** SHORT EXERCISE **
Omit the pictures from the entries below and retype everything else exactly.

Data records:
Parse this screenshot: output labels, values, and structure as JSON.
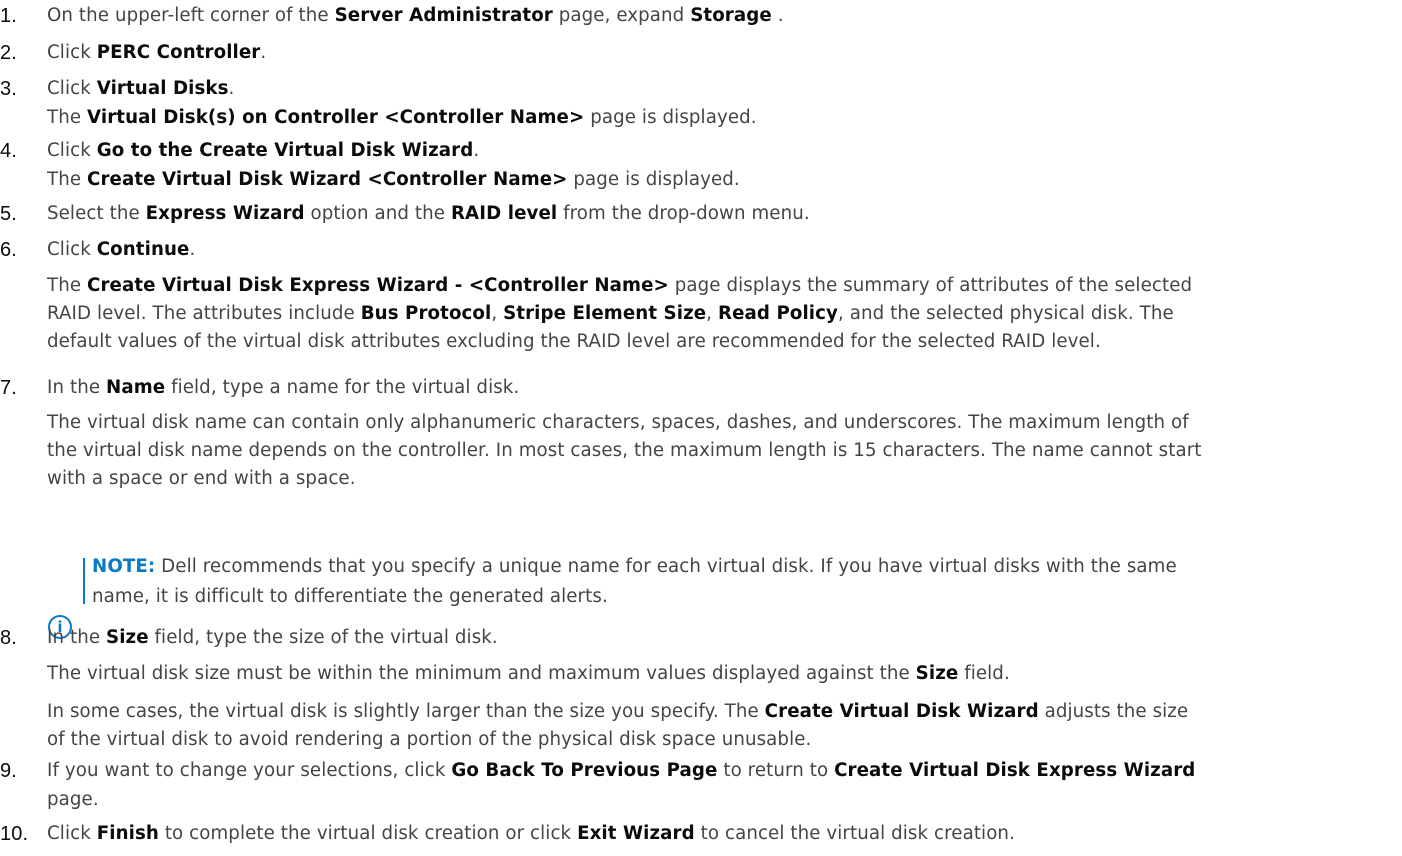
{
  "steps": [
    {
      "n": "1.",
      "parts": [
        "On the upper-left corner of the ",
        "Server Administrator",
        " page, expand ",
        "Storage",
        " ."
      ]
    },
    {
      "n": "2.",
      "parts": [
        "Click ",
        "PERC Controller",
        "."
      ]
    },
    {
      "n": "3.",
      "parts": [
        "Click ",
        "Virtual Disks",
        "."
      ],
      "sub": [
        "The ",
        "Virtual Disk(s) on Controller <Controller Name>",
        " page is displayed."
      ]
    },
    {
      "n": "4.",
      "parts": [
        "Click ",
        "Go to the Create Virtual Disk Wizard",
        "."
      ],
      "sub": [
        "The ",
        "Create Virtual Disk Wizard <Controller Name>",
        " page is displayed."
      ]
    },
    {
      "n": "5.",
      "parts": [
        "Select the ",
        "Express Wizard",
        " option and the ",
        "RAID level",
        " from the drop-down menu."
      ]
    },
    {
      "n": "6.",
      "parts": [
        "Click ",
        "Continue",
        "."
      ]
    },
    {
      "n": "7.",
      "parts": [
        "In the ",
        "Name",
        " field, type a name for the virtual disk."
      ]
    },
    {
      "n": "8.",
      "parts": [
        "In the ",
        "Size",
        " field, type the size of the virtual disk."
      ]
    },
    {
      "n": "9.",
      "parts": [
        "If you want to change your selections, click ",
        "Go Back To Previous Page",
        " to return to ",
        "Create Virtual Disk Express Wizard"
      ]
    },
    {
      "n": "10.",
      "parts": [
        "Click ",
        "Finish",
        " to complete the virtual disk creation or click ",
        "Exit Wizard",
        " to cancel the virtual disk creation."
      ]
    }
  ],
  "step6_para": {
    "l1": [
      "The ",
      "Create Virtual Disk Express Wizard - <Controller Name>",
      " page displays the summary of attributes of the selected"
    ],
    "l2": [
      "RAID level. The attributes include ",
      "Bus Protocol",
      ", ",
      "Stripe Element Size",
      ", ",
      "Read Policy",
      ", and the selected physical disk. The"
    ],
    "l3": "default values of the virtual disk attributes excluding the RAID level are recommended for the selected RAID level."
  },
  "step7_para": {
    "l1": "The virtual disk name can contain only alphanumeric characters, spaces, dashes, and underscores. The maximum length of",
    "l2": "the virtual disk name depends on the controller. In most cases, the maximum length is 15 characters. The name cannot start",
    "l3": "with a space or end with a space."
  },
  "note": {
    "icon": "i",
    "label": "NOTE:",
    "l1": " Dell recommends that you specify a unique name for each virtual disk. If you have virtual disks with the same",
    "l2": "name, it is difficult to differentiate the generated alerts."
  },
  "step8_para1": [
    "The virtual disk size must be within the minimum and maximum values displayed against the ",
    "Size",
    " field."
  ],
  "step8_para2": {
    "l1": [
      "In some cases, the virtual disk is slightly larger than the size you specify. The ",
      "Create Virtual Disk Wizard",
      " adjusts the size"
    ],
    "l2": "of the virtual disk to avoid rendering a portion of the physical disk space unusable."
  },
  "step9_tail": "page.",
  "colors": {
    "accent": "#0a7ac2",
    "text": "#444444",
    "bold": "#0b0b0b"
  }
}
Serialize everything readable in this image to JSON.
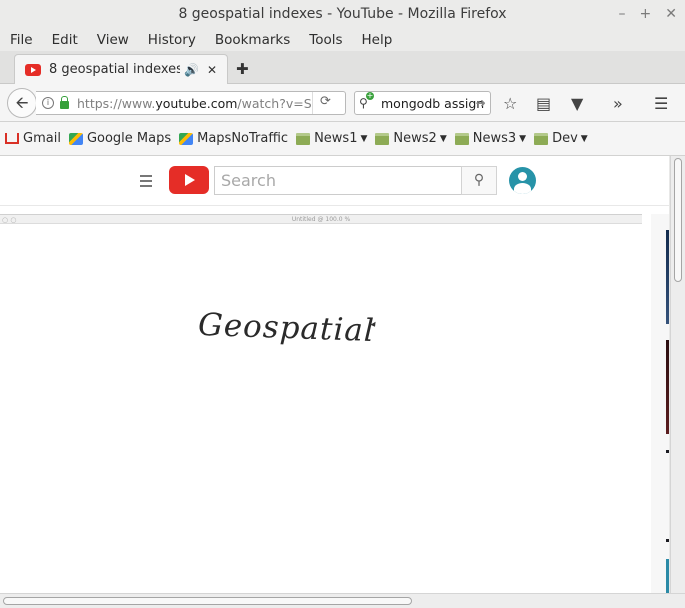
{
  "window": {
    "title": "8 geospatial indexes - YouTube - Mozilla Firefox"
  },
  "menu": {
    "items": [
      "File",
      "Edit",
      "View",
      "History",
      "Bookmarks",
      "Tools",
      "Help"
    ]
  },
  "tab": {
    "title": "8 geospatial indexes -...",
    "icon": "youtube-icon"
  },
  "urlbar": {
    "url_prefix": "https://www.",
    "url_domain": "youtube.com",
    "url_rest": "/watch?v=S"
  },
  "searchbar": {
    "value": "mongodb assign"
  },
  "bookmarks": {
    "items": [
      {
        "label": "Gmail",
        "icon": "gmail-icon"
      },
      {
        "label": "Google Maps",
        "icon": "maps-icon"
      },
      {
        "label": "MapsNoTraffic",
        "icon": "maps-icon"
      },
      {
        "label": "News1",
        "icon": "folder-icon"
      },
      {
        "label": "News2",
        "icon": "folder-icon"
      },
      {
        "label": "News3",
        "icon": "folder-icon"
      },
      {
        "label": "Dev",
        "icon": "folder-icon"
      }
    ]
  },
  "youtube": {
    "search_placeholder": "Search"
  },
  "video": {
    "window_title": "Untitled @ 100.0 %",
    "handwritten_text": "Geospatial"
  }
}
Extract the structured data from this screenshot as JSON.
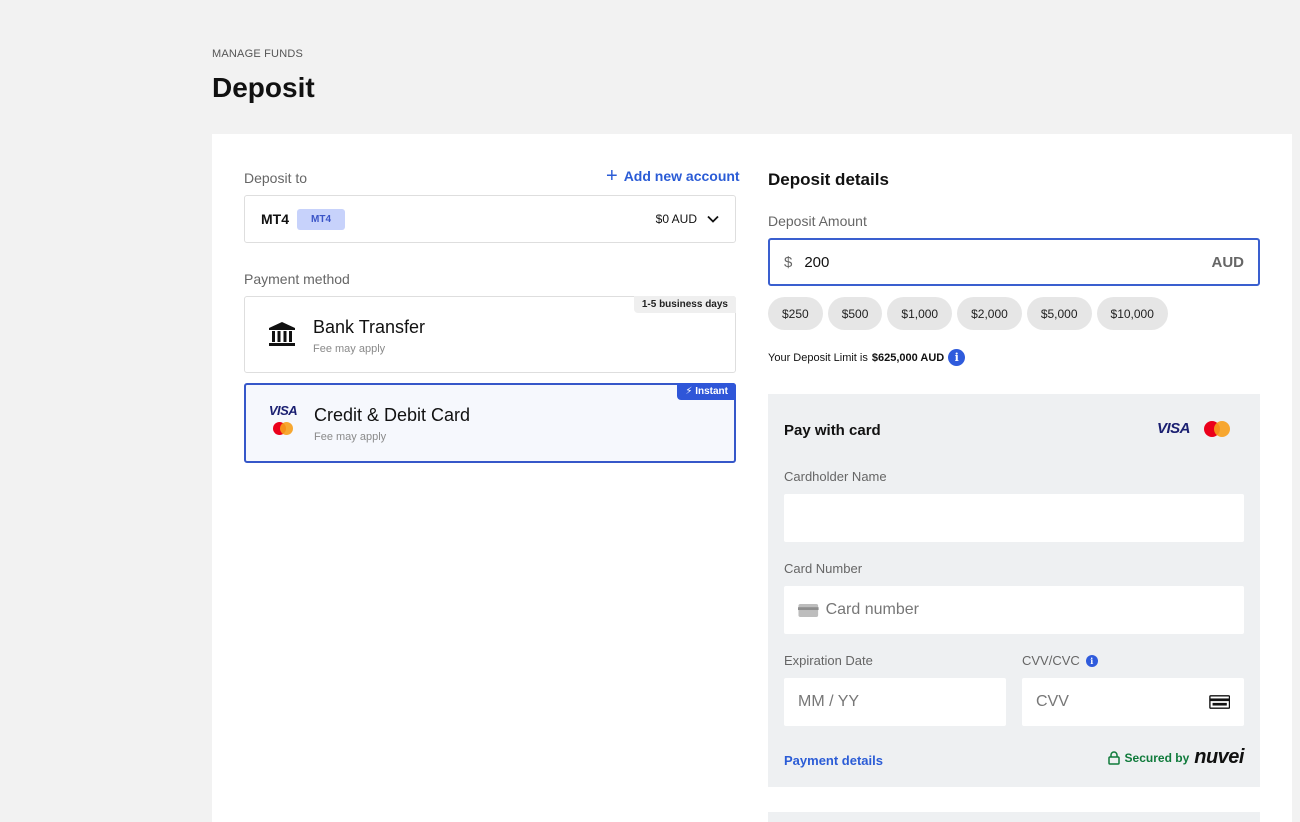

** SOLUTION TO THE PROBLEM **
Parse this screenshot: output labels, values, and structure as JSON.
{
  "steps": [
    {
      "n": "1.",
      "parts": [
        "On the upper-left corner of the ",
        "Server Administrator",
        " page, expand ",
        "Storage",
        " ."
      ]
    },
    {
      "n": "2.",
      "parts": [
        "Click ",
        "PERC Controller",
        "."
      ]
    },
    {
      "n": "3.",
      "parts": [
        "Click ",
        "Virtual Disks",
        "."
      ],
      "sub": [
        "The ",
        "Virtual Disk(s) on Controller <Controller Name>",
        " page is displayed."
      ]
    },
    {
      "n": "4.",
      "parts": [
        "Click ",
        "Go to the Create Virtual Disk Wizard",
        "."
      ],
      "sub": [
        "The ",
        "Create Virtual Disk Wizard <Controller Name>",
        " page is displayed."
      ]
    },
    {
      "n": "5.",
      "parts": [
        "Select the ",
        "Express Wizard",
        " option and the ",
        "RAID level",
        " from the drop-down menu."
      ]
    },
    {
      "n": "6.",
      "parts": [
        "Click ",
        "Continue",
        "."
      ]
    },
    {
      "n": "7.",
      "parts": [
        "In the ",
        "Name",
        " field, type a name for the virtual disk."
      ]
    },
    {
      "n": "8.",
      "parts": [
        "In the ",
        "Size",
        " field, type the size of the virtual disk."
      ]
    },
    {
      "n": "9.",
      "parts": [
        "If you want to change your selections, click ",
        "Go Back To Previous Page",
        " to return to ",
        "Create Virtual Disk Express Wizard"
      ]
    },
    {
      "n": "10.",
      "parts": [
        "Click ",
        "Finish",
        " to complete the virtual disk creation or click ",
        "Exit Wizard",
        " to cancel the virtual disk creation."
      ]
    }
  ],
  "step6_para": {
    "l1": [
      "The ",
      "Create Virtual Disk Express Wizard - <Controller Name>",
      " page displays the summary of attributes of the selected"
    ],
    "l2": [
      "RAID level. The attributes include ",
      "Bus Protocol",
      ", ",
      "Stripe Element Size",
      ", ",
      "Read Policy",
      ", and the selected physical disk. The"
    ],
    "l3": "default values of the virtual disk attributes excluding the RAID level are recommended for the selected RAID level."
  },
  "step7_para": {
    "l1": "The virtual disk name can contain only alphanumeric characters, spaces, dashes, and underscores. The maximum length of",
    "l2": "the virtual disk name depends on the controller. In most cases, the maximum length is 15 characters. The name cannot start",
    "l3": "with a space or end with a space."
  },
  "note": {
    "icon": "i",
    "label": "NOTE:",
    "l1": " Dell recommends that you specify a unique name for each virtual disk. If you have virtual disks with the same",
    "l2": "name, it is difficult to differentiate the generated alerts."
  },
  "step8_para1": [
    "The virtual disk size must be within the minimum and maximum values displayed against the ",
    "Size",
    " field."
  ],
  "step8_para2": {
    "l1": [
      "In some cases, the virtual disk is slightly larger than the size you specify. The ",
      "Create Virtual Disk Wizard",
      " adjusts the size"
    ],
    "l2": "of the virtual disk to avoid rendering a portion of the physical disk space unusable."
  },
  "step9_tail": "page.",
  "colors": {
    "accent": "#0a7ac2",
    "text": "#444444",
    "bold": "#0b0b0b"
  }
}
Serialize everything readable in this image to JSON.
{
  "window": {
    "title": "8 geospatial indexes - YouTube - Mozilla Firefox"
  },
  "menu": {
    "items": [
      "File",
      "Edit",
      "View",
      "History",
      "Bookmarks",
      "Tools",
      "Help"
    ]
  },
  "tab": {
    "title": "8 geospatial indexes -...",
    "icon": "youtube-icon"
  },
  "urlbar": {
    "url_prefix": "https://www.",
    "url_domain": "youtube.com",
    "url_rest": "/watch?v=S"
  },
  "searchbar": {
    "value": "mongodb assign"
  },
  "bookmarks": {
    "items": [
      {
        "label": "Gmail",
        "icon": "gmail-icon"
      },
      {
        "label": "Google Maps",
        "icon": "maps-icon"
      },
      {
        "label": "MapsNoTraffic",
        "icon": "maps-icon"
      },
      {
        "label": "News1",
        "icon": "folder-icon"
      },
      {
        "label": "News2",
        "icon": "folder-icon"
      },
      {
        "label": "News3",
        "icon": "folder-icon"
      },
      {
        "label": "Dev",
        "icon": "folder-icon"
      }
    ]
  },
  "youtube": {
    "search_placeholder": "Search"
  },
  "video": {
    "window_title": "Untitled @ 100.0 %",
    "handwritten_text": "Geospatial"
  }
}
Extract the structured data from this screenshot as JSON.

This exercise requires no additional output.